***** Text shown
The show ends up coddling delicate masculinity and supporting these men in their heteronormative endeavors.

In one episode in particular, he has a long talk with a Trump-supporting cop in Atlanta traffic. I am suspicious when serious societal issues are temporarily resolved through a conversation and a hug. It doesn’t sit well that Brown, the lone black member of the Five, is suddenly burdened with resolving the pain of police brutality.

It might feel good to see an open dialogue happen, to come out knowing that both are “good people,” but it doesn’t question anything beyond that. What about the institution? What about Trump? For a show that sells itself on a version of wokeness (like, a Kendall Jenner “Start the Conversation” sign level of woke), it never confronts major controversy. In the show’s view, anyone can change and be a friend and you can just overlook how they condone a racist and homophobic administration.
**********
***** Data
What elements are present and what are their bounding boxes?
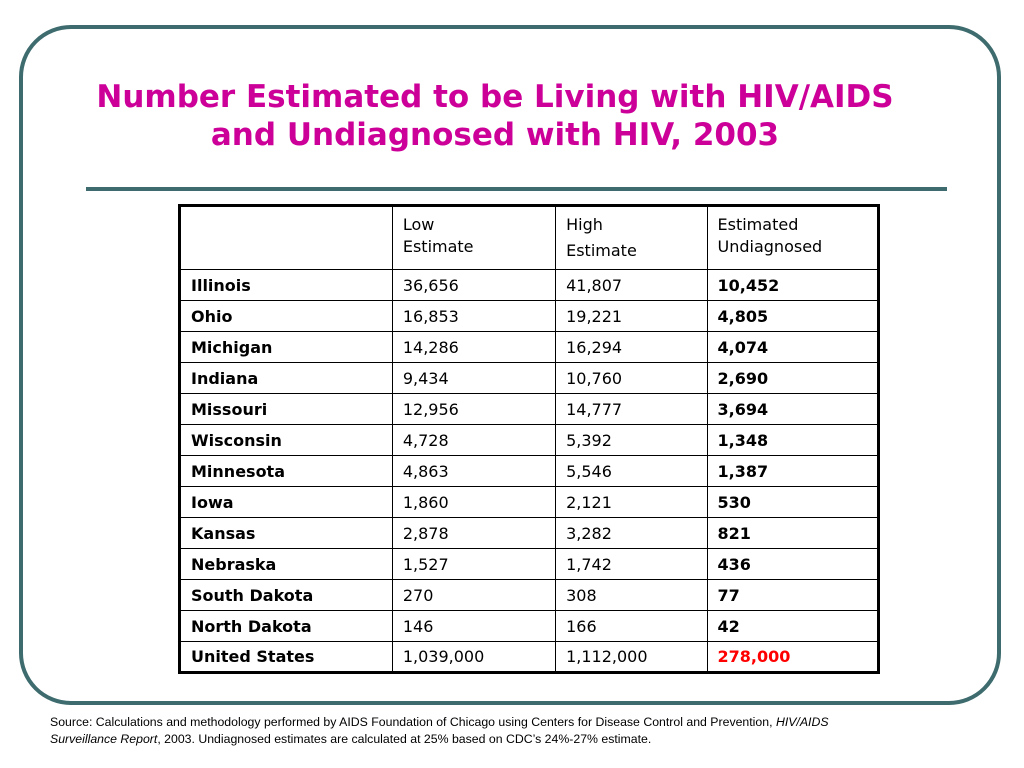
table-row: Michigan 14,286 16,294 4,074 xyxy=(179,331,880,363)
table-row: Kansas 2,878 3,282 821 xyxy=(179,517,880,549)
table-row: Missouri 12,956 14,777 3,694 xyxy=(179,393,880,425)
table-row: Iowa 1,860 2,121 530 xyxy=(179,486,880,518)
undiagnosed-cell: 1,387 xyxy=(706,455,880,487)
undiagnosed-cell: 3,694 xyxy=(706,393,880,425)
low-estimate-cell: 12,956 xyxy=(391,393,557,425)
high-estimate-cell: 166 xyxy=(555,610,708,642)
undiagnosed-cell: 436 xyxy=(706,548,880,580)
undiagnosed-cell: 530 xyxy=(706,486,880,518)
title-divider xyxy=(86,187,947,191)
undiagnosed-cell: 821 xyxy=(706,517,880,549)
source-footnote: Source: Calculations and methodology per… xyxy=(50,714,980,748)
low-estimate-cell: 4,863 xyxy=(391,455,557,487)
low-estimate-cell: 9,434 xyxy=(391,362,557,394)
undiagnosed-cell: 77 xyxy=(706,579,880,611)
table-header-row: Low Estimate High Estimate Estimated Und… xyxy=(179,205,880,270)
low-estimate-cell: 36,656 xyxy=(391,269,557,301)
undiagnosed-cell: 10,452 xyxy=(706,269,880,301)
state-cell: South Dakota xyxy=(179,579,393,611)
state-cell: Michigan xyxy=(179,331,393,363)
title-line-1: Number Estimated to be Living with HIV/A… xyxy=(96,79,894,115)
low-estimate-cell: 16,853 xyxy=(391,300,557,332)
low-estimate-cell: 146 xyxy=(391,610,557,642)
state-cell: Ohio xyxy=(179,300,393,332)
header-undiag-line-1: Estimated xyxy=(717,215,799,234)
low-estimate-cell: 2,878 xyxy=(391,517,557,549)
state-cell: Kansas xyxy=(179,517,393,549)
table-row: Nebraska 1,527 1,742 436 xyxy=(179,548,880,580)
table-row: South Dakota 270 308 77 xyxy=(179,579,880,611)
header-low-estimate: Low Estimate xyxy=(391,205,557,270)
undiagnosed-cell: 1,348 xyxy=(706,424,880,456)
slide-frame xyxy=(19,25,1001,705)
high-estimate-cell: 14,777 xyxy=(555,393,708,425)
source-report-name-2: Surveillance Report xyxy=(50,732,158,746)
title-line-2: and Undiagnosed with HIV, 2003 xyxy=(210,117,780,153)
state-cell: Missouri xyxy=(179,393,393,425)
state-cell: Minnesota xyxy=(179,455,393,487)
high-estimate-cell: 308 xyxy=(555,579,708,611)
table-row: Illinois 36,656 41,807 10,452 xyxy=(179,269,880,301)
undiagnosed-cell: 2,690 xyxy=(706,362,880,394)
table-row: Wisconsin 4,728 5,392 1,348 xyxy=(179,424,880,456)
header-low-line-2: Estimate xyxy=(402,237,474,256)
state-cell: United States xyxy=(179,641,393,673)
table-row: Indiana 9,434 10,760 2,690 xyxy=(179,362,880,394)
low-estimate-cell: 1,527 xyxy=(391,548,557,580)
high-estimate-cell: 1,742 xyxy=(555,548,708,580)
table-row: North Dakota 146 166 42 xyxy=(179,610,880,642)
high-estimate-cell: 41,807 xyxy=(555,269,708,301)
high-estimate-cell: 5,392 xyxy=(555,424,708,456)
table-body: Illinois 36,656 41,807 10,452 Ohio 16,853 19,2… xyxy=(179,269,880,673)
state-cell: Wisconsin xyxy=(179,424,393,456)
high-estimate-cell: 5,546 xyxy=(555,455,708,487)
state-cell: Nebraska xyxy=(179,548,393,580)
low-estimate-cell: 1,039,000 xyxy=(391,641,557,673)
undiagnosed-cell: 4,805 xyxy=(706,300,880,332)
state-cell: Indiana xyxy=(179,362,393,394)
state-cell: North Dakota xyxy=(179,610,393,642)
low-estimate-cell: 1,860 xyxy=(391,486,557,518)
source-report-name-1: HIV/AIDS xyxy=(775,715,829,729)
source-text-2: , 2003. Undiagnosed estimates are calcul… xyxy=(157,732,652,746)
header-high-line-1: High xyxy=(566,215,603,234)
header-state xyxy=(179,205,393,270)
header-undiag-line-2: Undiagnosed xyxy=(717,237,823,256)
hiv-estimates-table: Low Estimate High Estimate Estimated Und… xyxy=(178,204,880,674)
undiagnosed-cell: 278,000 xyxy=(706,641,880,673)
header-low-line-1: Low xyxy=(402,215,435,234)
source-text-1: Source: Calculations and methodology per… xyxy=(50,715,776,729)
state-cell: Illinois xyxy=(179,269,393,301)
header-estimated-undiagnosed: Estimated Undiagnosed xyxy=(706,205,880,270)
high-estimate-cell: 10,760 xyxy=(555,362,708,394)
high-estimate-cell: 19,221 xyxy=(555,300,708,332)
high-estimate-cell: 2,121 xyxy=(555,486,708,518)
low-estimate-cell: 270 xyxy=(391,579,557,611)
table-row: Ohio 16,853 19,221 4,805 xyxy=(179,300,880,332)
high-estimate-cell: 3,282 xyxy=(555,517,708,549)
table-row: Minnesota 4,863 5,546 1,387 xyxy=(179,455,880,487)
low-estimate-cell: 14,286 xyxy=(391,331,557,363)
undiagnosed-cell: 42 xyxy=(706,610,880,642)
header-high-estimate: High Estimate xyxy=(555,205,708,270)
high-estimate-cell: 1,112,000 xyxy=(555,641,708,673)
header-high-line-2: Estimate xyxy=(566,241,637,260)
undiagnosed-cell: 4,074 xyxy=(706,331,880,363)
page-title: Number Estimated to be Living with HIV/A… xyxy=(30,78,960,154)
low-estimate-cell: 4,728 xyxy=(391,424,557,456)
high-estimate-cell: 16,294 xyxy=(555,331,708,363)
table-row: United States 1,039,000 1,112,000 278,000 xyxy=(179,641,880,673)
state-cell: Iowa xyxy=(179,486,393,518)
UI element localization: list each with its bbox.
**********
Required task: Could you continue the critique of the show, starting right after its final sentence about overlooking a racist and homophobic administration?

Task output:
The show isn’t very queer. If their hero is single, the Fab Five love to talk about being ready for lady friends. They reassure some of their heroes that this product isn’t really makeup, that the new wardrobe is going to stay blue and neutral. The show ends up coddling delicate masculinity and supporting these men in their heteronormative endeavors. Despite the serious conversations and the 20 percent increase in diversity (two men of color instead of one!), the Five still serve as capitalist cheerleaders.

I actually like both versions a lot and I think they aren’t without value. Men are allowed to be platonically intimate on this show, men are allowed to cry and throw their jorts away and moisturize. Despite all critiques, the show is still a fun fantasy - a reality where five exuberant men come to clean your home, buy you pants and help you reach your full potential.

Anyway, it’s on Netflix and the fourth episode is the best one.